═════ INFORMATION SHOWN
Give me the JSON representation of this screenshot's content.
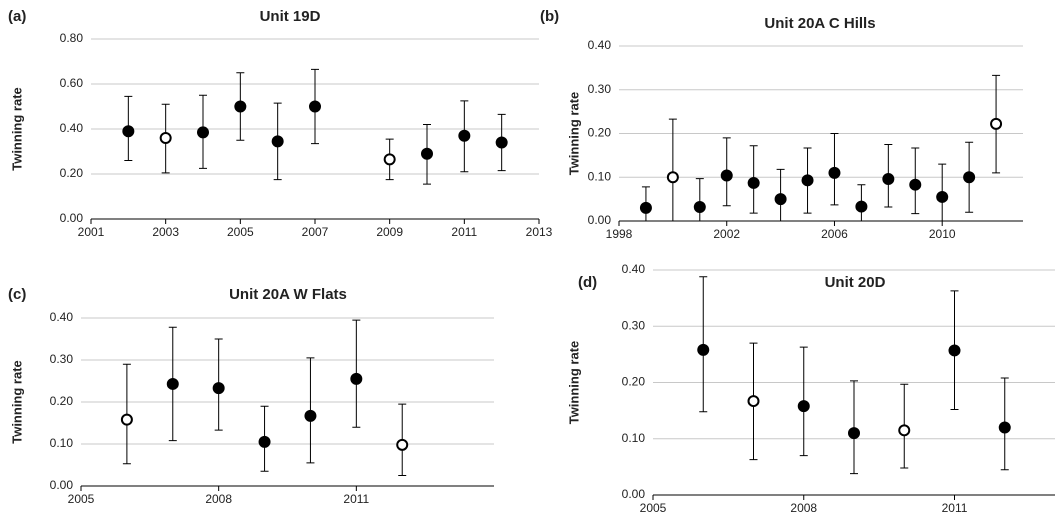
{
  "chart_data": [
    {
      "type": "scatter",
      "panel_label": "(a)",
      "title": "Unit 19D",
      "y_label": "Twinning rate",
      "x": [
        2002,
        2003,
        2004,
        2005,
        2006,
        2007,
        2009,
        2010,
        2011,
        2012
      ],
      "values": [
        0.39,
        0.36,
        0.385,
        0.5,
        0.345,
        0.5,
        0.265,
        0.29,
        0.37,
        0.34
      ],
      "lower": [
        0.26,
        0.205,
        0.225,
        0.35,
        0.175,
        0.335,
        0.175,
        0.155,
        0.21,
        0.215
      ],
      "upper": [
        0.545,
        0.51,
        0.55,
        0.65,
        0.515,
        0.665,
        0.355,
        0.42,
        0.525,
        0.465
      ],
      "filled": [
        true,
        false,
        true,
        true,
        true,
        true,
        false,
        true,
        true,
        true
      ],
      "color": "#000000",
      "grid": true,
      "xlim": [
        2001,
        2013
      ],
      "xticks": [
        2001,
        2003,
        2005,
        2007,
        2009,
        2011,
        2013
      ],
      "ylim": [
        0,
        0.8
      ],
      "yticks": [
        {
          "value": 0,
          "label": "0.00"
        },
        {
          "value": 0.2,
          "label": "0.20"
        },
        {
          "value": 0.4,
          "label": "0.40"
        },
        {
          "value": 0.6,
          "label": "0.60"
        },
        {
          "value": 0.8,
          "label": "0.80"
        }
      ]
    },
    {
      "type": "scatter",
      "panel_label": "(b)",
      "title": "Unit 20A C Hills",
      "y_label": "Twinning rate",
      "x": [
        1999,
        2000,
        2001,
        2002,
        2003,
        2004,
        2005,
        2006,
        2007,
        2008,
        2009,
        2010,
        2011,
        2012
      ],
      "values": [
        0.03,
        0.1,
        0.032,
        0.104,
        0.087,
        0.05,
        0.093,
        0.11,
        0.033,
        0.096,
        0.083,
        0.055,
        0.1,
        0.222
      ],
      "lower": [
        0,
        0,
        0,
        0.035,
        0.018,
        0,
        0.018,
        0.037,
        0,
        0.032,
        0.017,
        0,
        0.02,
        0.11
      ],
      "upper": [
        0.078,
        0.233,
        0.097,
        0.19,
        0.172,
        0.118,
        0.167,
        0.2,
        0.083,
        0.175,
        0.167,
        0.13,
        0.18,
        0.333
      ],
      "filled": [
        true,
        false,
        true,
        true,
        true,
        true,
        true,
        true,
        true,
        true,
        true,
        true,
        true,
        false
      ],
      "color": "#000000",
      "grid": true,
      "xlim": [
        1998,
        2013
      ],
      "xticks": [
        1998,
        2002,
        2006,
        2010
      ],
      "ylim": [
        0,
        0.4
      ],
      "yticks": [
        {
          "value": 0,
          "label": "0.00"
        },
        {
          "value": 0.1,
          "label": "0.10"
        },
        {
          "value": 0.2,
          "label": "0.20"
        },
        {
          "value": 0.3,
          "label": "0.30"
        },
        {
          "value": 0.4,
          "label": "0.40"
        }
      ]
    },
    {
      "type": "scatter",
      "panel_label": "(c)",
      "title": "Unit 20A W Flats",
      "y_label": "Twinning rate",
      "x": [
        2006,
        2007,
        2008,
        2009,
        2010,
        2011,
        2012
      ],
      "values": [
        0.158,
        0.243,
        0.233,
        0.105,
        0.167,
        0.255,
        0.098
      ],
      "lower": [
        0.053,
        0.108,
        0.133,
        0.035,
        0.055,
        0.14,
        0.025
      ],
      "upper": [
        0.29,
        0.378,
        0.35,
        0.19,
        0.305,
        0.395,
        0.195
      ],
      "filled": [
        false,
        true,
        true,
        true,
        true,
        true,
        false
      ],
      "color": "#000000",
      "grid": true,
      "xlim": [
        2005,
        2014
      ],
      "xticks": [
        2005,
        2008,
        2011
      ],
      "ylim": [
        0,
        0.4
      ],
      "yticks": [
        {
          "value": 0,
          "label": "0.00"
        },
        {
          "value": 0.1,
          "label": "0.10"
        },
        {
          "value": 0.2,
          "label": "0.20"
        },
        {
          "value": 0.3,
          "label": "0.30"
        },
        {
          "value": 0.4,
          "label": "0.40"
        }
      ]
    },
    {
      "type": "scatter",
      "panel_label": "(d)",
      "title": "Unit 20D",
      "y_label": "Twinning rate",
      "x": [
        2006,
        2007,
        2008,
        2009,
        2010,
        2011,
        2012
      ],
      "values": [
        0.258,
        0.167,
        0.158,
        0.11,
        0.115,
        0.257,
        0.12
      ],
      "lower": [
        0.148,
        0.063,
        0.07,
        0.038,
        0.048,
        0.152,
        0.045
      ],
      "upper": [
        0.388,
        0.27,
        0.263,
        0.203,
        0.197,
        0.363,
        0.208
      ],
      "filled": [
        true,
        false,
        true,
        true,
        false,
        true,
        true
      ],
      "color": "#000000",
      "grid": true,
      "xlim": [
        2005,
        2013
      ],
      "xticks": [
        2005,
        2008,
        2011
      ],
      "ylim": [
        0,
        0.4
      ],
      "yticks": [
        {
          "value": 0,
          "label": "0.00"
        },
        {
          "value": 0.1,
          "label": "0.10"
        },
        {
          "value": 0.2,
          "label": "0.20"
        },
        {
          "value": 0.3,
          "label": "0.30"
        },
        {
          "value": 0.4,
          "label": "0.40"
        }
      ]
    }
  ]
}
══════════
_TASK INSTRUCTIONS_: Repeat all the records above exactly, leaving out any pictures.

_SOLVED PROBLEM_:
Give me the JSON representation of this screenshot's content.
{
  "chart_data": [
    {
      "type": "scatter",
      "panel_label": "(a)",
      "title": "Unit 19D",
      "y_label": "Twinning rate",
      "x": [
        2002,
        2003,
        2004,
        2005,
        2006,
        2007,
        2009,
        2010,
        2011,
        2012
      ],
      "values": [
        0.39,
        0.36,
        0.385,
        0.5,
        0.345,
        0.5,
        0.265,
        0.29,
        0.37,
        0.34
      ],
      "lower": [
        0.26,
        0.205,
        0.225,
        0.35,
        0.175,
        0.335,
        0.175,
        0.155,
        0.21,
        0.215
      ],
      "upper": [
        0.545,
        0.51,
        0.55,
        0.65,
        0.515,
        0.665,
        0.355,
        0.42,
        0.525,
        0.465
      ],
      "filled": [
        true,
        false,
        true,
        true,
        true,
        true,
        false,
        true,
        true,
        true
      ],
      "color": "#000000",
      "grid": true,
      "xlim": [
        2001,
        2013
      ],
      "xticks": [
        2001,
        2003,
        2005,
        2007,
        2009,
        2011,
        2013
      ],
      "ylim": [
        0,
        0.8
      ],
      "yticks": [
        {
          "value": 0,
          "label": "0.00"
        },
        {
          "value": 0.2,
          "label": "0.20"
        },
        {
          "value": 0.4,
          "label": "0.40"
        },
        {
          "value": 0.6,
          "label": "0.60"
        },
        {
          "value": 0.8,
          "label": "0.80"
        }
      ]
    },
    {
      "type": "scatter",
      "panel_label": "(b)",
      "title": "Unit 20A C Hills",
      "y_label": "Twinning rate",
      "x": [
        1999,
        2000,
        2001,
        2002,
        2003,
        2004,
        2005,
        2006,
        2007,
        2008,
        2009,
        2010,
        2011,
        2012
      ],
      "values": [
        0.03,
        0.1,
        0.032,
        0.104,
        0.087,
        0.05,
        0.093,
        0.11,
        0.033,
        0.096,
        0.083,
        0.055,
        0.1,
        0.222
      ],
      "lower": [
        0,
        0,
        0,
        0.035,
        0.018,
        0,
        0.018,
        0.037,
        0,
        0.032,
        0.017,
        0,
        0.02,
        0.11
      ],
      "upper": [
        0.078,
        0.233,
        0.097,
        0.19,
        0.172,
        0.118,
        0.167,
        0.2,
        0.083,
        0.175,
        0.167,
        0.13,
        0.18,
        0.333
      ],
      "filled": [
        true,
        false,
        true,
        true,
        true,
        true,
        true,
        true,
        true,
        true,
        true,
        true,
        true,
        false
      ],
      "color": "#000000",
      "grid": true,
      "xlim": [
        1998,
        2013
      ],
      "xticks": [
        1998,
        2002,
        2006,
        2010
      ],
      "ylim": [
        0,
        0.4
      ],
      "yticks": [
        {
          "value": 0,
          "label": "0.00"
        },
        {
          "value": 0.1,
          "label": "0.10"
        },
        {
          "value": 0.2,
          "label": "0.20"
        },
        {
          "value": 0.3,
          "label": "0.30"
        },
        {
          "value": 0.4,
          "label": "0.40"
        }
      ]
    },
    {
      "type": "scatter",
      "panel_label": "(c)",
      "title": "Unit 20A W Flats",
      "y_label": "Twinning rate",
      "x": [
        2006,
        2007,
        2008,
        2009,
        2010,
        2011,
        2012
      ],
      "values": [
        0.158,
        0.243,
        0.233,
        0.105,
        0.167,
        0.255,
        0.098
      ],
      "lower": [
        0.053,
        0.108,
        0.133,
        0.035,
        0.055,
        0.14,
        0.025
      ],
      "upper": [
        0.29,
        0.378,
        0.35,
        0.19,
        0.305,
        0.395,
        0.195
      ],
      "filled": [
        false,
        true,
        true,
        true,
        true,
        true,
        false
      ],
      "color": "#000000",
      "grid": true,
      "xlim": [
        2005,
        2014
      ],
      "xticks": [
        2005,
        2008,
        2011
      ],
      "ylim": [
        0,
        0.4
      ],
      "yticks": [
        {
          "value": 0,
          "label": "0.00"
        },
        {
          "value": 0.1,
          "label": "0.10"
        },
        {
          "value": 0.2,
          "label": "0.20"
        },
        {
          "value": 0.3,
          "label": "0.30"
        },
        {
          "value": 0.4,
          "label": "0.40"
        }
      ]
    },
    {
      "type": "scatter",
      "panel_label": "(d)",
      "title": "Unit 20D",
      "y_label": "Twinning rate",
      "x": [
        2006,
        2007,
        2008,
        2009,
        2010,
        2011,
        2012
      ],
      "values": [
        0.258,
        0.167,
        0.158,
        0.11,
        0.115,
        0.257,
        0.12
      ],
      "lower": [
        0.148,
        0.063,
        0.07,
        0.038,
        0.048,
        0.152,
        0.045
      ],
      "upper": [
        0.388,
        0.27,
        0.263,
        0.203,
        0.197,
        0.363,
        0.208
      ],
      "filled": [
        true,
        false,
        true,
        true,
        false,
        true,
        true
      ],
      "color": "#000000",
      "grid": true,
      "xlim": [
        2005,
        2013
      ],
      "xticks": [
        2005,
        2008,
        2011
      ],
      "ylim": [
        0,
        0.4
      ],
      "yticks": [
        {
          "value": 0,
          "label": "0.00"
        },
        {
          "value": 0.1,
          "label": "0.10"
        },
        {
          "value": 0.2,
          "label": "0.20"
        },
        {
          "value": 0.3,
          "label": "0.30"
        },
        {
          "value": 0.4,
          "label": "0.40"
        }
      ]
    }
  ]
}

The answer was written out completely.